(Request 1) Reproduce the listing below word for word, starting with its first line and going on through the line that contains "date-cursor-badge — [483, 608, 543, 628]", with that line included.

□ □ □ □ □ □ □

Sudarshan Thakur

Posted on May 2 • Edited on May 9

Why Severity Classification Changes Everything About Drift Detection

#terraform #devops #security #opensource

Here's a scenario every DevOps engineer has lived through at least once.

You set up drift detection for your Terraform infrastructure. Maybe it's a cron job running terraform plan, maybe it's a fancier tool. Either way, it works. It finds drift. It sends alerts.

The problem is it finds everything. Tag changes. Description updates. Auto-scaling group adjustments. Security group modifications. Instance type changes. All of it lands in the same Slack channel with the same urgency.

For the first week, your team looks at every alert. By week three, people start skimming. By month two, that Slack channel is muted. I know this because it happened to us.

And buried in that noise? A security group change that opened SSH to the internet. Nobody caught it for eleven days.

The core problem isn't detection. It's prioritization.

terraform plan is perfectly capable of detecting drift. It's been doing it since 2014. The detection part is solved. What isn't solved is the question that comes after detection: so what?

When plan tells you that 47 resources have changed across your infrastructure, the natural human response is "I don't have time for this." And honestly, that's rational. Most of those 47 changes probably don't matter. Tags get updated by cost allocation scripts. Auto-scaling groups adjust desired capacity constantly — that's literally their job. Someone updated a description field three weeks ago.

But somewhere in those 47 changes, there might be an IAM policy that was broadened to allow s3:* on all buckets. Or a KMS key policy that added an unknown account. Or a database that got its publicly_accessible flag flipped to true.

The problem is you can't tell which is which without reading through every single diff. Every. Single. Time.

Research on alert fatigue in operations backs this up. When teams receive more than about 50 alerts per day, response quality drops measurably. Critical alert response times degrade by up to 40%. The monitoring industry learned this lesson a decade ago with tools like PagerDuty adding severity levels and intelligent routing. Infrastructure drift detection hasn't caught up.

Not all drift is created equal

Once you actually think about it, drift falls into pretty natural categories based on security and operational impact.

Some drift is a fire. Someone modified a security group's ingress rules. Someone changed an IAM policy. Someone disabled encryption on a storage bucket. Someone opened up public access on a database. These changes directly affect your security perimeter. If you miss them, you might end up in a breach disclosure filing. I'd call these Critical.

Some drift is a problem. Someone changed an instance type in production — your capacity planning just went out the window. Someone modified a database engine version — your upgrade runbooks are now wrong. Someone changed a Lambda runtime — hope nothing depends on that specific Python version. These won't get you breached, but they can cause outages. That's High.

□ □ □ □ □ □ □

(Request 2) In the post on drift severity classification, how long did the security group change that opened SSH to the internet go unnoticed?

(Rows)
□ □ □ □ □ □ □

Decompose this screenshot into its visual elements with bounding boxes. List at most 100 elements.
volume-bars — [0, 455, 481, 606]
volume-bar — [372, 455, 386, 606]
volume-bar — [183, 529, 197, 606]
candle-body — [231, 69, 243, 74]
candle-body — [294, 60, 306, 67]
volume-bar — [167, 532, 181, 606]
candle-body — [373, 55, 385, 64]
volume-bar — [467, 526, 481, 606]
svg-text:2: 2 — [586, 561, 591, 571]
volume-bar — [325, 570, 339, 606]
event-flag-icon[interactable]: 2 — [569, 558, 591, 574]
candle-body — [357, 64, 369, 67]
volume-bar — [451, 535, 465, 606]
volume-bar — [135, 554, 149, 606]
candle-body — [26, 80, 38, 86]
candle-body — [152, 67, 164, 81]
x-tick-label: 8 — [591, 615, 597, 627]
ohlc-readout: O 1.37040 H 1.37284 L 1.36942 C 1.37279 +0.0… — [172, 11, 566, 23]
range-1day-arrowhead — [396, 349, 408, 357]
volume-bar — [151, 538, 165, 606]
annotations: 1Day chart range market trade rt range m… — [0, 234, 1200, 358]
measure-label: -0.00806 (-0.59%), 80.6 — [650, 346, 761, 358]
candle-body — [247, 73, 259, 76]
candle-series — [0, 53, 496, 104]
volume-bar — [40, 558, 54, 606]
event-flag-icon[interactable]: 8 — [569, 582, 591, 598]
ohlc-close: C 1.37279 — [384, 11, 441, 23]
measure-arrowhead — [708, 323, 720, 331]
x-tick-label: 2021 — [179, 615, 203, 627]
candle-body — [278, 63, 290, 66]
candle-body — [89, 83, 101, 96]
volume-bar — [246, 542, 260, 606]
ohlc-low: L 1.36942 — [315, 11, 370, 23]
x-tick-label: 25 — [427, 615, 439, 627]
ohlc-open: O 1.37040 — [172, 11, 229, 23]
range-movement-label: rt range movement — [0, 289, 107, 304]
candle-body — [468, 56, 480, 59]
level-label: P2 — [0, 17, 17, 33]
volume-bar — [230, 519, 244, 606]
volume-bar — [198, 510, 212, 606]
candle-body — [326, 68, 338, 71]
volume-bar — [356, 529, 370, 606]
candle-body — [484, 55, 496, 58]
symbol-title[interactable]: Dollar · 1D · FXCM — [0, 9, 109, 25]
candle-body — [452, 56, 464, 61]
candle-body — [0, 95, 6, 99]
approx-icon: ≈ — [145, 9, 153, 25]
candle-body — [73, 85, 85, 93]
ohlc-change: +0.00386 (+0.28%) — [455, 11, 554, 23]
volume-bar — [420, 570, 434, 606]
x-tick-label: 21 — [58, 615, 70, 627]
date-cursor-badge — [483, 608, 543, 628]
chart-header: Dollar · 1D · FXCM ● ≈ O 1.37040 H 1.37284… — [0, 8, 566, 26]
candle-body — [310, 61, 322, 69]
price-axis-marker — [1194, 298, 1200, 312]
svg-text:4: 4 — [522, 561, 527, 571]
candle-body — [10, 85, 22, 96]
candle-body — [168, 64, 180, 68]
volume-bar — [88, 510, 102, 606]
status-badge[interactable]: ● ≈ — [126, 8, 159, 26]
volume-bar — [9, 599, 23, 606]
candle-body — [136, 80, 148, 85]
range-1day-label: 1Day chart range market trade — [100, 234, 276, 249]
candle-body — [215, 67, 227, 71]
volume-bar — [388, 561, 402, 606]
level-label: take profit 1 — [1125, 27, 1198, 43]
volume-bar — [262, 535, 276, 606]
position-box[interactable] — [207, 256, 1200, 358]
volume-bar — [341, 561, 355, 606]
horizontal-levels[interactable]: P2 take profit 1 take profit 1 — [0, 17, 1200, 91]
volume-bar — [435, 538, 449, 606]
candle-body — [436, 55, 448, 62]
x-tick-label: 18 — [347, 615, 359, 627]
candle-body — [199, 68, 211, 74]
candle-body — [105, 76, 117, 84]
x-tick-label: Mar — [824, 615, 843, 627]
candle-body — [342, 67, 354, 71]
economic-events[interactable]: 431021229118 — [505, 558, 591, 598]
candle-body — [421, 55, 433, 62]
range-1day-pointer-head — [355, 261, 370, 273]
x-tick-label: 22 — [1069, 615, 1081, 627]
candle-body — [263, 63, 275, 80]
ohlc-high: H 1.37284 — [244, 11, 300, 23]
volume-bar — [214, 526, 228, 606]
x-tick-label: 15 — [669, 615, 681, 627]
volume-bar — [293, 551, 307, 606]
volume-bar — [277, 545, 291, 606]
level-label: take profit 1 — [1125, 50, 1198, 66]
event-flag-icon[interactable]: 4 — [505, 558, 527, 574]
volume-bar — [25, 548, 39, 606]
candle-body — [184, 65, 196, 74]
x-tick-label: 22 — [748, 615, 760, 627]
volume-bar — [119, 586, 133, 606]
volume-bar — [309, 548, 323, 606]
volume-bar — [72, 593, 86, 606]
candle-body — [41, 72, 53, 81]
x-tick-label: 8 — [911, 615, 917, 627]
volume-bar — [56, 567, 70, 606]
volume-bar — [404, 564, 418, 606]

□ □ □ □ □ □ □

(Full response 1)
Decompose this screenshot into its visual elements with bounding boxes. List at most 100 elements.
volume-bars — [0, 455, 481, 606]
volume-bar — [372, 455, 386, 606]
volume-bar — [183, 529, 197, 606]
candle-body — [231, 69, 243, 74]
candle-body — [294, 60, 306, 67]
volume-bar — [167, 532, 181, 606]
candle-body — [373, 55, 385, 64]
volume-bar — [467, 526, 481, 606]
svg-text:2: 2 — [586, 561, 591, 571]
volume-bar — [325, 570, 339, 606]
event-flag-icon[interactable]: 2 — [569, 558, 591, 574]
candle-body — [357, 64, 369, 67]
volume-bar — [451, 535, 465, 606]
volume-bar — [135, 554, 149, 606]
candle-body — [26, 80, 38, 86]
candle-body — [152, 67, 164, 81]
x-tick-label: 8 — [591, 615, 597, 627]
ohlc-readout: O 1.37040 H 1.37284 L 1.36942 C 1.37279 +0.0… — [172, 11, 566, 23]
range-1day-arrowhead — [396, 349, 408, 357]
volume-bar — [151, 538, 165, 606]
annotations: 1Day chart range market trade rt range m… — [0, 234, 1200, 358]
measure-label: -0.00806 (-0.59%), 80.6 — [650, 346, 761, 358]
candle-body — [247, 73, 259, 76]
candle-series — [0, 53, 496, 104]
volume-bar — [40, 558, 54, 606]
event-flag-icon[interactable]: 8 — [569, 582, 591, 598]
ohlc-close: C 1.37279 — [384, 11, 441, 23]
measure-arrowhead — [708, 323, 720, 331]
x-tick-label: 2021 — [179, 615, 203, 627]
candle-body — [278, 63, 290, 66]
candle-body — [89, 83, 101, 96]
volume-bar — [246, 542, 260, 606]
ohlc-low: L 1.36942 — [315, 11, 370, 23]
x-tick-label: 25 — [427, 615, 439, 627]
ohlc-open: O 1.37040 — [172, 11, 229, 23]
range-movement-label: rt range movement — [0, 289, 107, 304]
candle-body — [468, 56, 480, 59]
level-label: P2 — [0, 17, 17, 33]
volume-bar — [230, 519, 244, 606]
volume-bar — [198, 510, 212, 606]
candle-body — [326, 68, 338, 71]
volume-bar — [356, 529, 370, 606]
candle-body — [484, 55, 496, 58]
symbol-title[interactable]: Dollar · 1D · FXCM — [0, 9, 109, 25]
candle-body — [452, 56, 464, 61]
candle-body — [0, 95, 6, 99]
approx-icon: ≈ — [145, 9, 153, 25]
candle-body — [73, 85, 85, 93]
ohlc-change: +0.00386 (+0.28%) — [455, 11, 554, 23]
volume-bar — [420, 570, 434, 606]
x-tick-label: 21 — [58, 615, 70, 627]
date-cursor-badge — [483, 608, 543, 628]

(Full response 2) Eleven days.